### What this task involves
Take the entries below and print all of them exactly, please.

### Records that describe figures
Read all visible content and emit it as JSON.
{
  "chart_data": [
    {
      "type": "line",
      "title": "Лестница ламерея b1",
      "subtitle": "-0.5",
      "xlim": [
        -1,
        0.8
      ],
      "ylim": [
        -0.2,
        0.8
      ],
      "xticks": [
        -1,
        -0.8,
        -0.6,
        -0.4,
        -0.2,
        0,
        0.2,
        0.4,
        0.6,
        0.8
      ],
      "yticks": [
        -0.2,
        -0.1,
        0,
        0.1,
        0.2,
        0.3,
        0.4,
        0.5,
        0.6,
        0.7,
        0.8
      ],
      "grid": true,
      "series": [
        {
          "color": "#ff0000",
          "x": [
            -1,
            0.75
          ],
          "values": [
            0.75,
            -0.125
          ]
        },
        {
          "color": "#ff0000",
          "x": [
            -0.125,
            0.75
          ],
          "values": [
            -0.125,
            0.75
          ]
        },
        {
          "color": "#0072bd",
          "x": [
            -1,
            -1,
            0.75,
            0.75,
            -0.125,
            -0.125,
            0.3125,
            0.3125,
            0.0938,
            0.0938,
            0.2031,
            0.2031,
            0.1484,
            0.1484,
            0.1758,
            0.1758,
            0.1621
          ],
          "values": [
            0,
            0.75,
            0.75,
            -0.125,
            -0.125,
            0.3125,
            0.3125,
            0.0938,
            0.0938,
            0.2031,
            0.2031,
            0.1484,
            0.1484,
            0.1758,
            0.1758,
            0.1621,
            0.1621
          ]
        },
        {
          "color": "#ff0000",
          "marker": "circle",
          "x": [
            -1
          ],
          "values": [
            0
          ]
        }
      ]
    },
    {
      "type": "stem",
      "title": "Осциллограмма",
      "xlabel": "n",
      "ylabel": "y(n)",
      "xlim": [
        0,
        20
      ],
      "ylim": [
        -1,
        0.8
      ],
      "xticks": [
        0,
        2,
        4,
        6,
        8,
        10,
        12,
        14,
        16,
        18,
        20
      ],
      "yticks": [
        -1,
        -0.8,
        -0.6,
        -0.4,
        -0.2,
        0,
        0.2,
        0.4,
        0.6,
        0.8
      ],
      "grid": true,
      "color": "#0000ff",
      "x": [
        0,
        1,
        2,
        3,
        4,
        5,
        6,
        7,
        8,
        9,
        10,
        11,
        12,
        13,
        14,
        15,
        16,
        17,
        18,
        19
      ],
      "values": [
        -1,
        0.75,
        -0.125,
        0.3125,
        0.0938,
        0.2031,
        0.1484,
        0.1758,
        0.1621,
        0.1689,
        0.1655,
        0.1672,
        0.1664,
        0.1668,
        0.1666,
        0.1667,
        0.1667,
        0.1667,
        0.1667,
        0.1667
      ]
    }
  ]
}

### Exercise response
Read all visible content and emit it as JSON.
{
  "chart_data": [
    {
      "type": "line",
      "title": "Лестница ламерея b1",
      "subtitle": "-0.5",
      "xlim": [
        -1,
        0.8
      ],
      "ylim": [
        -0.2,
        0.8
      ],
      "xticks": [
        -1,
        -0.8,
        -0.6,
        -0.4,
        -0.2,
        0,
        0.2,
        0.4,
        0.6,
        0.8
      ],
      "yticks": [
        -0.2,
        -0.1,
        0,
        0.1,
        0.2,
        0.3,
        0.4,
        0.5,
        0.6,
        0.7,
        0.8
      ],
      "grid": true,
      "series": [
        {
          "color": "#ff0000",
          "x": [
            -1,
            0.75
          ],
          "values": [
            0.75,
            -0.125
          ]
        },
        {
          "color": "#ff0000",
          "x": [
            -0.125,
            0.75
          ],
          "values": [
            -0.125,
            0.75
          ]
        },
        {
          "color": "#0072bd",
          "x": [
            -1,
            -1,
            0.75,
            0.75,
            -0.125,
            -0.125,
            0.3125,
            0.3125,
            0.0938,
            0.0938,
            0.2031,
            0.2031,
            0.1484,
            0.1484,
            0.1758,
            0.1758,
            0.1621
          ],
          "values": [
            0,
            0.75,
            0.75,
            -0.125,
            -0.125,
            0.3125,
            0.3125,
            0.0938,
            0.0938,
            0.2031,
            0.2031,
            0.1484,
            0.1484,
            0.1758,
            0.1758,
            0.1621,
            0.1621
          ]
        },
        {
          "color": "#ff0000",
          "marker": "circle",
          "x": [
            -1
          ],
          "values": [
            0
          ]
        }
      ]
    },
    {
      "type": "stem",
      "title": "Осциллограмма",
      "xlabel": "n",
      "ylabel": "y(n)",
      "xlim": [
        0,
        20
      ],
      "ylim": [
        -1,
        0.8
      ],
      "xticks": [
        0,
        2,
        4,
        6,
        8,
        10,
        12,
        14,
        16,
        18,
        20
      ],
      "yticks": [
        -1,
        -0.8,
        -0.6,
        -0.4,
        -0.2,
        0,
        0.2,
        0.4,
        0.6,
        0.8
      ],
      "grid": true,
      "color": "#0000ff",
      "x": [
        0,
        1,
        2,
        3,
        4,
        5,
        6,
        7,
        8,
        9,
        10,
        11,
        12,
        13,
        14,
        15,
        16,
        17,
        18,
        19
      ],
      "values": [
        -1,
        0.75,
        -0.125,
        0.3125,
        0.0938,
        0.2031,
        0.1484,
        0.1758,
        0.1621,
        0.1689,
        0.1655,
        0.1672,
        0.1664,
        0.1668,
        0.1666,
        0.1667,
        0.1667,
        0.1667,
        0.1667,
        0.1667
      ]
    }
  ]
}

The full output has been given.